**Stated problem**
Reproduce everything in the material from the line containing "Localize 72 of" down to the line containing "text: 4. 1694", both included, and omit any pictures from your copy.

**Dataset entries**
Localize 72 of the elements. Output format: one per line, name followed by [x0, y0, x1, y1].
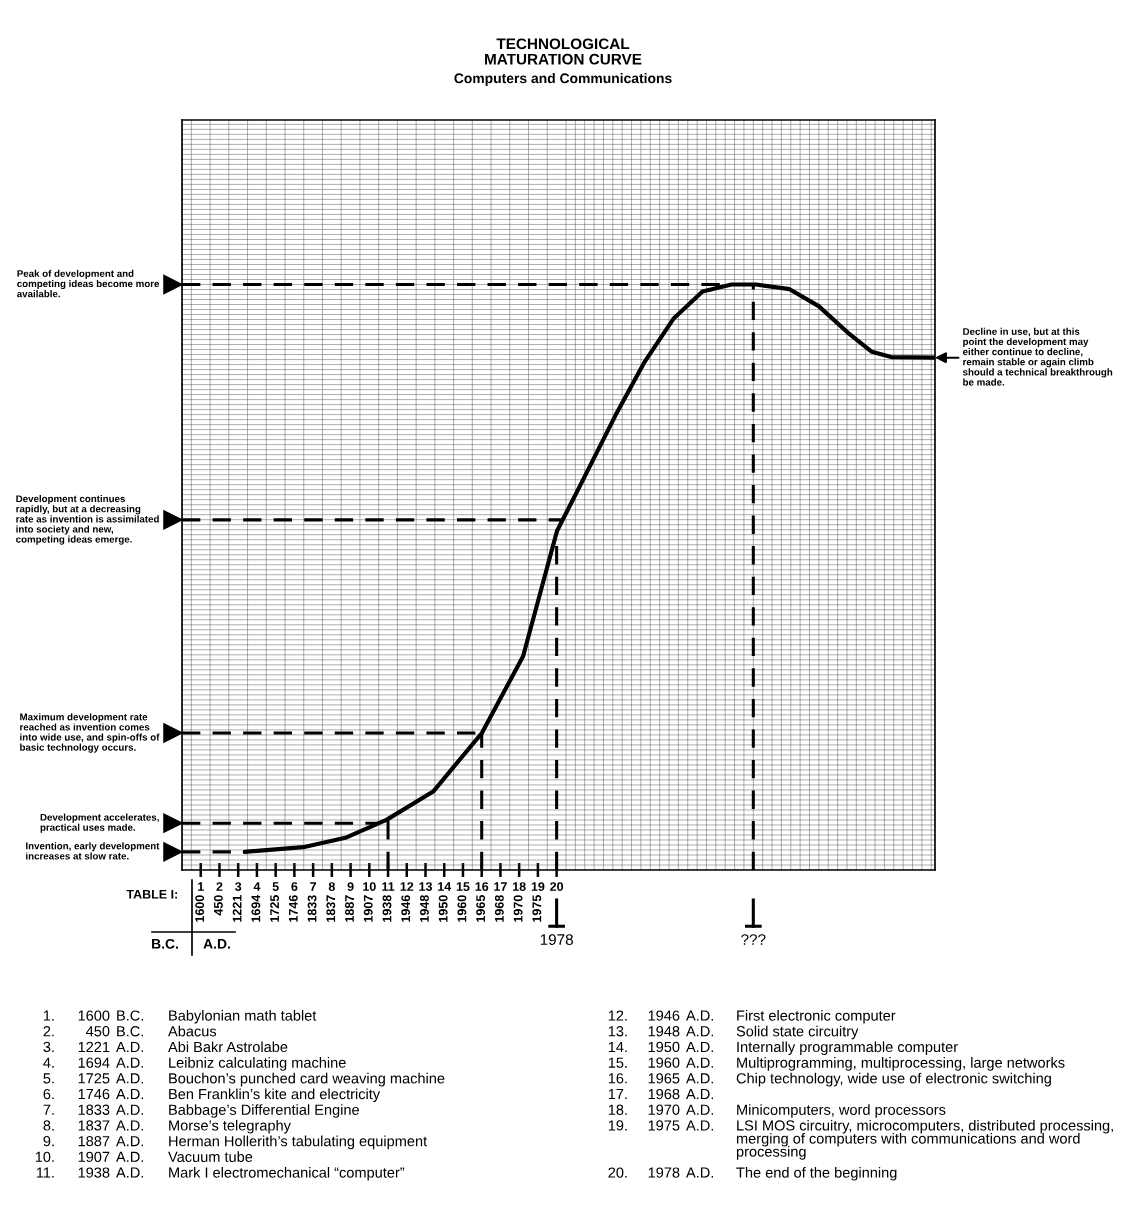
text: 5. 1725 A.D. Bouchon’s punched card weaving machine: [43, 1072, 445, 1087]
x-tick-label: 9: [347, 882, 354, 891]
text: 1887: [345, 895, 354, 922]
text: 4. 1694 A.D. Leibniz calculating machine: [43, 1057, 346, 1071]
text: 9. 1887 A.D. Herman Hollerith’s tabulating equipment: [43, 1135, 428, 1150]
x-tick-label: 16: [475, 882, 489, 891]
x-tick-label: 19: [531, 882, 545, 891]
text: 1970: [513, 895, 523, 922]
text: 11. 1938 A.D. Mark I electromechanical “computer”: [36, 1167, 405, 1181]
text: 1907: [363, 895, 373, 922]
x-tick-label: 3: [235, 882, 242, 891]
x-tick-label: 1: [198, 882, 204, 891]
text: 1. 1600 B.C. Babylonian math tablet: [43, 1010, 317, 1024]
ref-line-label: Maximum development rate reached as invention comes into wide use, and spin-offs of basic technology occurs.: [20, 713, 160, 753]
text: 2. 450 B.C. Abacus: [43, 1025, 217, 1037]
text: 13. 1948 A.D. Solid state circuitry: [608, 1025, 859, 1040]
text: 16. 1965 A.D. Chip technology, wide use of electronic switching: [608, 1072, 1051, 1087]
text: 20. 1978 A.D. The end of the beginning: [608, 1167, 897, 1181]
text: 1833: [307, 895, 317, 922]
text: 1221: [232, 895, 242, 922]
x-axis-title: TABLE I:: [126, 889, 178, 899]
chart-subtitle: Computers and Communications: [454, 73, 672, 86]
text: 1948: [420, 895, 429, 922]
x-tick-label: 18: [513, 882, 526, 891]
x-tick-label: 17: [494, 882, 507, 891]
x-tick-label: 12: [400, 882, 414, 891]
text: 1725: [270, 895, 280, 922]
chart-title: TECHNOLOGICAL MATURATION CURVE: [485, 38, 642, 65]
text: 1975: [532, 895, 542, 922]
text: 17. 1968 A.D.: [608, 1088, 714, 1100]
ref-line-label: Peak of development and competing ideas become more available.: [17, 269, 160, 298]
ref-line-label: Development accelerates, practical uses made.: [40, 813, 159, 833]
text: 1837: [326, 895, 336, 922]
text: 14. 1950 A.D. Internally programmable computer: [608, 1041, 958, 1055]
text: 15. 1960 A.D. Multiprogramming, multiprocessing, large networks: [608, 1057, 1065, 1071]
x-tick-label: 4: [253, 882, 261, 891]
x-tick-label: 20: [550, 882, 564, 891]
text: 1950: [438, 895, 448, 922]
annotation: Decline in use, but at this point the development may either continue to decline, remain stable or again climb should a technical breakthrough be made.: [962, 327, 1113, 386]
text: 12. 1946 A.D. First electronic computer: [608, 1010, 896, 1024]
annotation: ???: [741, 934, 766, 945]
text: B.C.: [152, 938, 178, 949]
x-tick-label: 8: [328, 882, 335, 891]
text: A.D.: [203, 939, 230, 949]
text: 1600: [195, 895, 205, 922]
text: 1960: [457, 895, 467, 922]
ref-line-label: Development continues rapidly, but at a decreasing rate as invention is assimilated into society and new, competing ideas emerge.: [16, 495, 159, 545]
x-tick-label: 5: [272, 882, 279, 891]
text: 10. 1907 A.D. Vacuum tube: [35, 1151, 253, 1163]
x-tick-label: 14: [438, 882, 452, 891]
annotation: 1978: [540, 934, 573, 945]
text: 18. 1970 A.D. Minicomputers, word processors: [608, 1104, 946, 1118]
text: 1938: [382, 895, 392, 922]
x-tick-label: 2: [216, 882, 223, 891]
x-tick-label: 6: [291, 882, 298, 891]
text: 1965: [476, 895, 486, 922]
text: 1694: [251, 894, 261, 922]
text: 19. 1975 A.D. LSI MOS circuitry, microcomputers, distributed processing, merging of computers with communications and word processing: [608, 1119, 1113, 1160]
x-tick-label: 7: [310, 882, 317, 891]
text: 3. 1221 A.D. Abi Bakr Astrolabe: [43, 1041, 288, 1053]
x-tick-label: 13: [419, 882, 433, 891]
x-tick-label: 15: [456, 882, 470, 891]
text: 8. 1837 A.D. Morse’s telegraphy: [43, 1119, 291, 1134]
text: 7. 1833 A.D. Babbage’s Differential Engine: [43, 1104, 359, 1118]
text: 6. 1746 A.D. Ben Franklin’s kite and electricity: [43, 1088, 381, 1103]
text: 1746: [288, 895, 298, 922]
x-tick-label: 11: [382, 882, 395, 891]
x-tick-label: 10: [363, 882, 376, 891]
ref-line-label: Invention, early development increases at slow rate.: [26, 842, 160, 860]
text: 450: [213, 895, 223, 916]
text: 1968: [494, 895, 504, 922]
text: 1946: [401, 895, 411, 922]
...
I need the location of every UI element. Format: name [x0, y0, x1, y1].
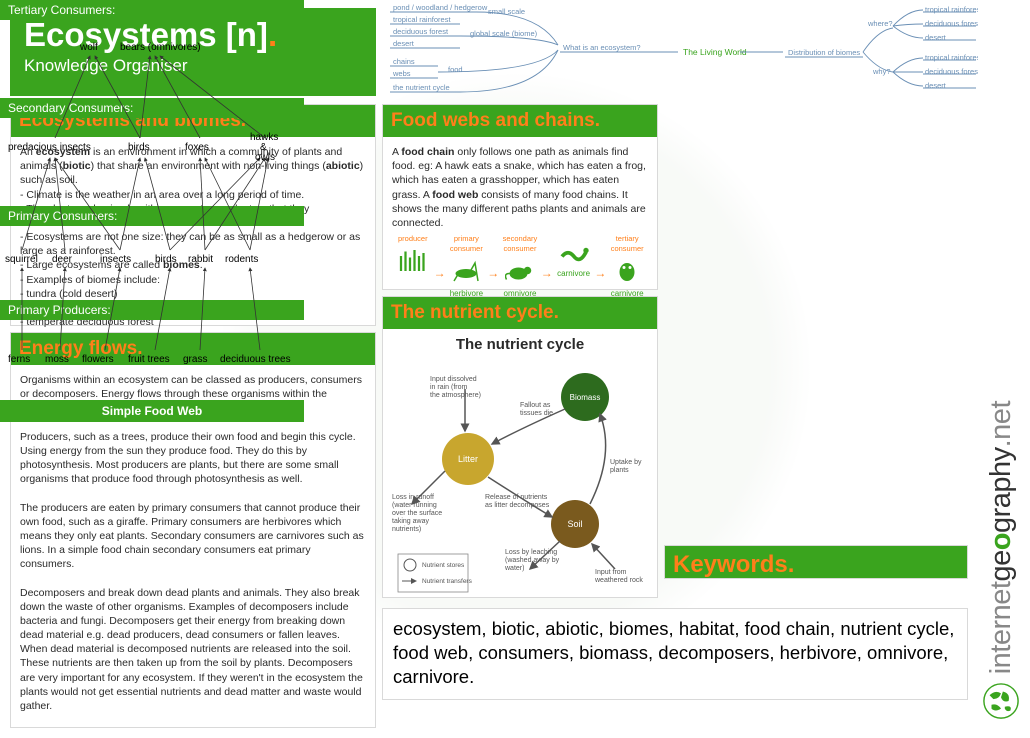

**Reply to the task**
Localize 72 of the elements. Output format: one per line, name followed by [x0, y0, x1, y1].
text: 5. 1725 A.D. Bouchon’s punched card weaving machine: [43, 1072, 445, 1087]
x-tick-label: 9: [347, 882, 354, 891]
text: 1887: [345, 895, 354, 922]
text: 4. 1694 A.D. Leibniz calculating machine: [43, 1057, 346, 1071]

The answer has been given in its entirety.